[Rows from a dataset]
——————————
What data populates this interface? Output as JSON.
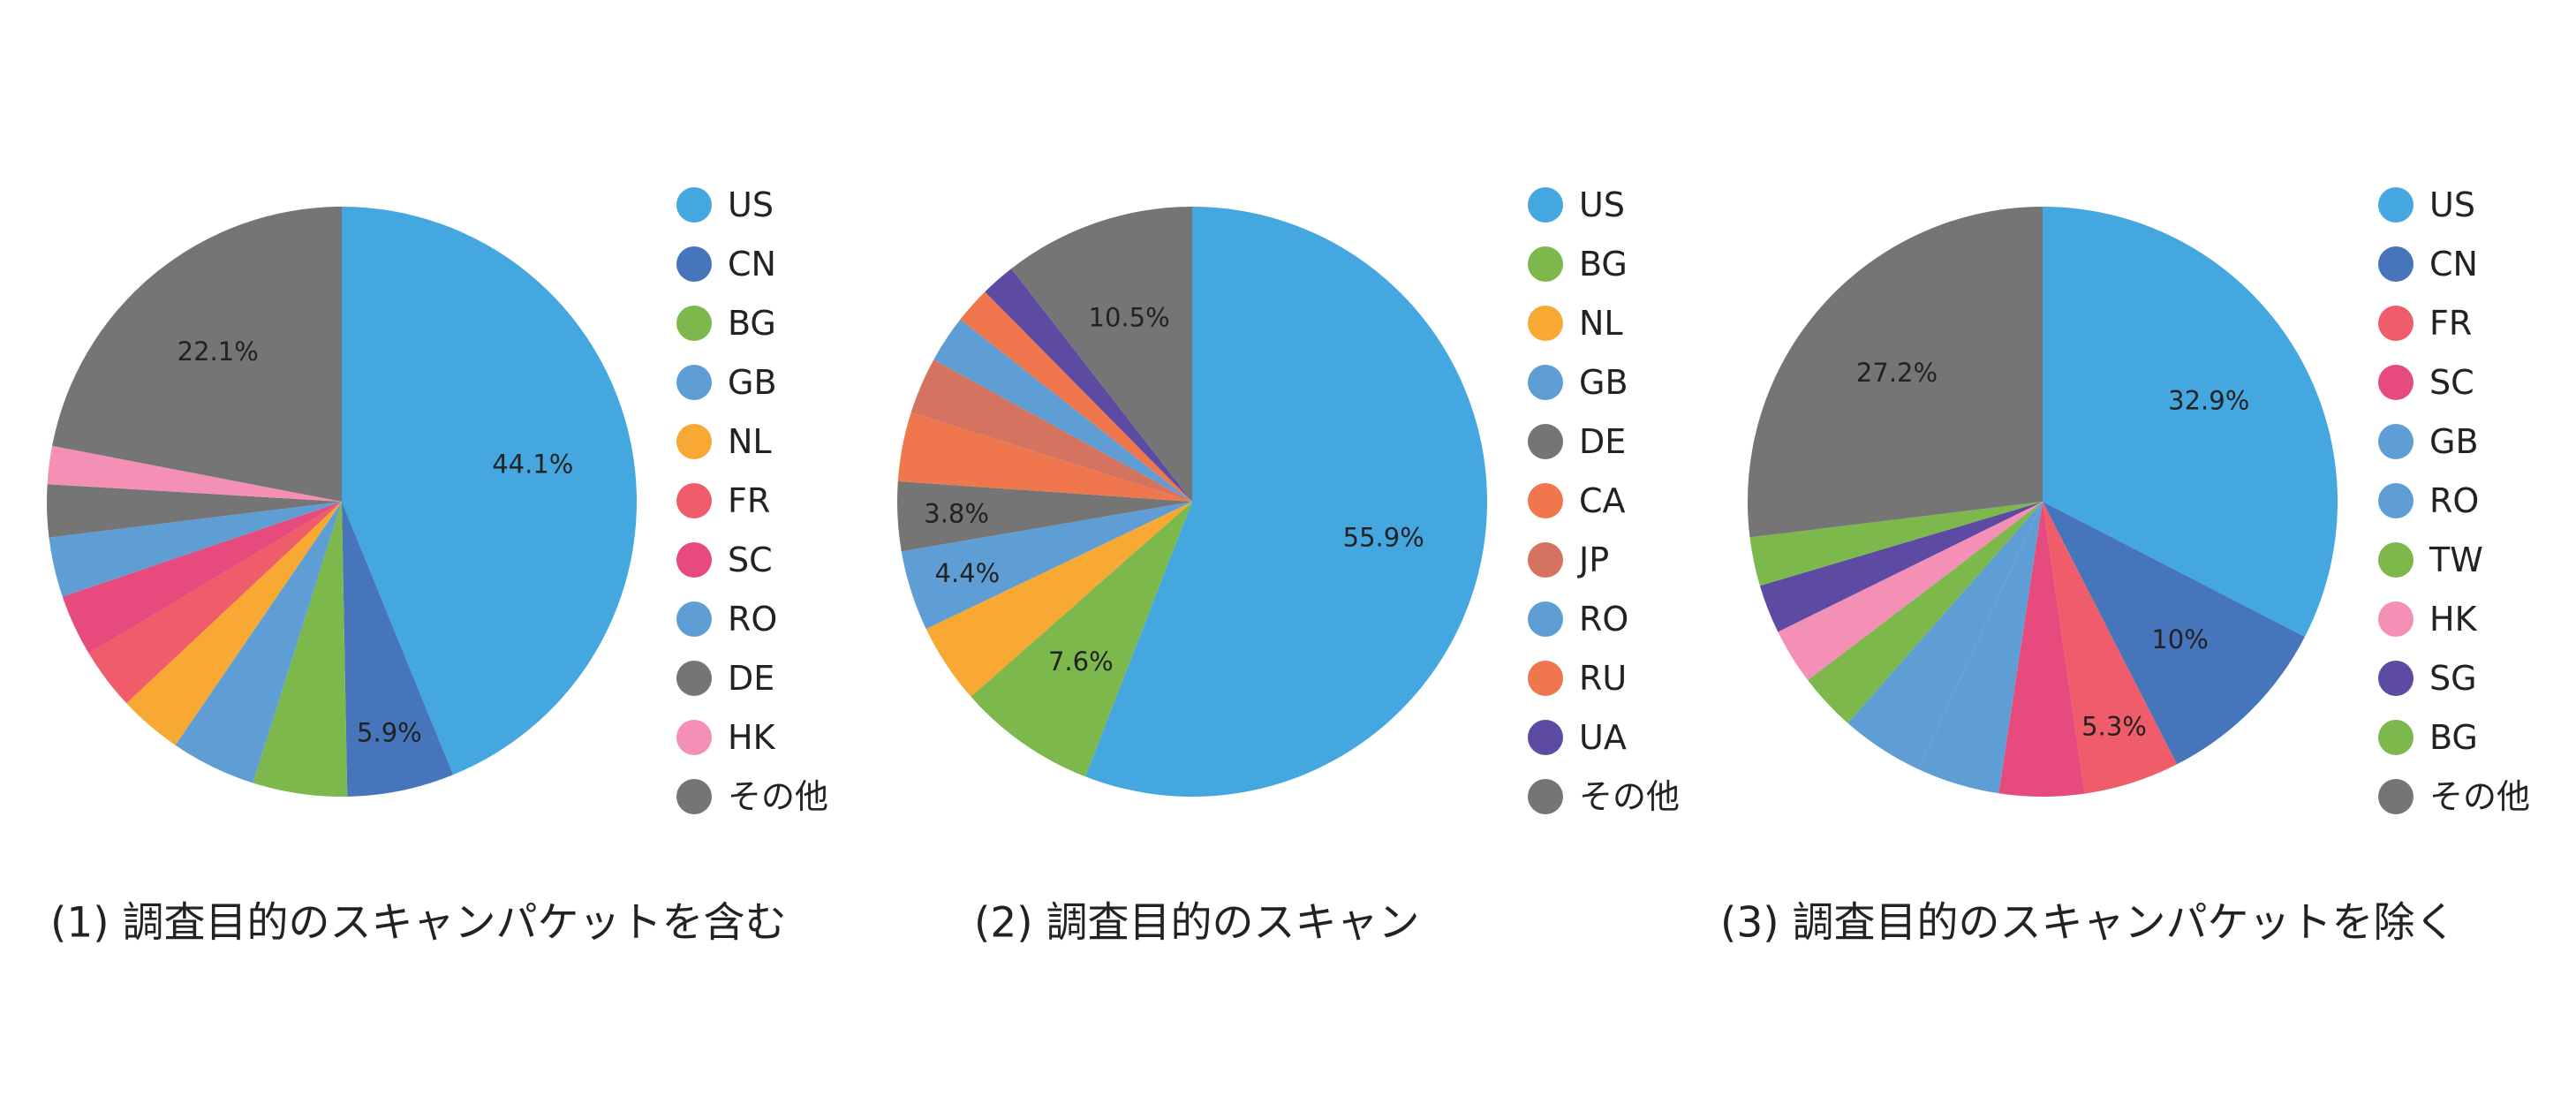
{
  "chart_data": [
    {
      "type": "pie",
      "caption": "(1) 調査目的のスキャンパケットを含む",
      "slices": [
        {
          "label": "US",
          "value": 44.1,
          "color": "#45A7DF",
          "data_label": "44.1%"
        },
        {
          "label": "CN",
          "value": 5.9,
          "color": "#4775BC",
          "data_label": "5.9%"
        },
        {
          "label": "BG",
          "value": 5.2,
          "color": "#7DB84C",
          "data_label": ""
        },
        {
          "label": "GB",
          "value": 4.7,
          "color": "#5F9ED5",
          "data_label": ""
        },
        {
          "label": "NL",
          "value": 3.5,
          "color": "#F7A933",
          "data_label": ""
        },
        {
          "label": "FR",
          "value": 3.4,
          "color": "#EF5D6A",
          "data_label": ""
        },
        {
          "label": "SC",
          "value": 3.4,
          "color": "#E74B7D",
          "data_label": ""
        },
        {
          "label": "RO",
          "value": 3.3,
          "color": "#5F9ED5",
          "data_label": ""
        },
        {
          "label": "DE",
          "value": 2.9,
          "color": "#757575",
          "data_label": ""
        },
        {
          "label": "HK",
          "value": 2.1,
          "color": "#F48FB6",
          "data_label": ""
        },
        {
          "label": "その他",
          "value": 22.1,
          "color": "#757575",
          "data_label": "22.1%"
        }
      ]
    },
    {
      "type": "pie",
      "caption": "(2) 調査目的のスキャン",
      "slices": [
        {
          "label": "US",
          "value": 55.9,
          "color": "#45A7DF",
          "data_label": "55.9%"
        },
        {
          "label": "BG",
          "value": 7.6,
          "color": "#7DB84C",
          "data_label": "7.6%"
        },
        {
          "label": "NL",
          "value": 4.4,
          "color": "#F7A933",
          "data_label": ""
        },
        {
          "label": "GB",
          "value": 4.4,
          "color": "#5F9ED5",
          "data_label": "4.4%"
        },
        {
          "label": "DE",
          "value": 3.8,
          "color": "#757575",
          "data_label": "3.8%"
        },
        {
          "label": "CA",
          "value": 3.8,
          "color": "#F0764D",
          "data_label": ""
        },
        {
          "label": "JP",
          "value": 3.1,
          "color": "#D4735F",
          "data_label": ""
        },
        {
          "label": "RO",
          "value": 2.6,
          "color": "#5F9ED5",
          "data_label": ""
        },
        {
          "label": "RU",
          "value": 2.0,
          "color": "#F0764D",
          "data_label": ""
        },
        {
          "label": "UA",
          "value": 1.9,
          "color": "#5D4BA3",
          "data_label": ""
        },
        {
          "label": "その他",
          "value": 10.5,
          "color": "#757575",
          "data_label": "10.5%"
        }
      ]
    },
    {
      "type": "pie",
      "caption": "(3) 調査目的のスキャンパケットを除く",
      "slices": [
        {
          "label": "US",
          "value": 32.9,
          "color": "#45A7DF",
          "data_label": "32.9%"
        },
        {
          "label": "CN",
          "value": 10,
          "color": "#4775BC",
          "data_label": "10%"
        },
        {
          "label": "FR",
          "value": 5.3,
          "color": "#EF5D6A",
          "data_label": "5.3%"
        },
        {
          "label": "SC",
          "value": 4.7,
          "color": "#E74B7D",
          "data_label": ""
        },
        {
          "label": "GB",
          "value": 4.6,
          "color": "#5F9ED5",
          "data_label": ""
        },
        {
          "label": "RO",
          "value": 4.6,
          "color": "#5F9ED5",
          "data_label": ""
        },
        {
          "label": "TW",
          "value": 3.2,
          "color": "#7DB84C",
          "data_label": ""
        },
        {
          "label": "HK",
          "value": 3.1,
          "color": "#F48FB6",
          "data_label": ""
        },
        {
          "label": "SG",
          "value": 2.7,
          "color": "#5D4BA3",
          "data_label": ""
        },
        {
          "label": "BG",
          "value": 2.7,
          "color": "#7DB84C",
          "data_label": ""
        },
        {
          "label": "その他",
          "value": 27.2,
          "color": "#757575",
          "data_label": "27.2%"
        }
      ]
    }
  ]
}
——————————
— Task —
Search the listing for the word "caption" and return each line that holds it.

— Task result —
      "caption": "(1) 調査目的のスキャンパケットを含む",
      "caption": "(2) 調査目的のスキャン",
      "caption": "(3) 調査目的のスキャンパケットを除く",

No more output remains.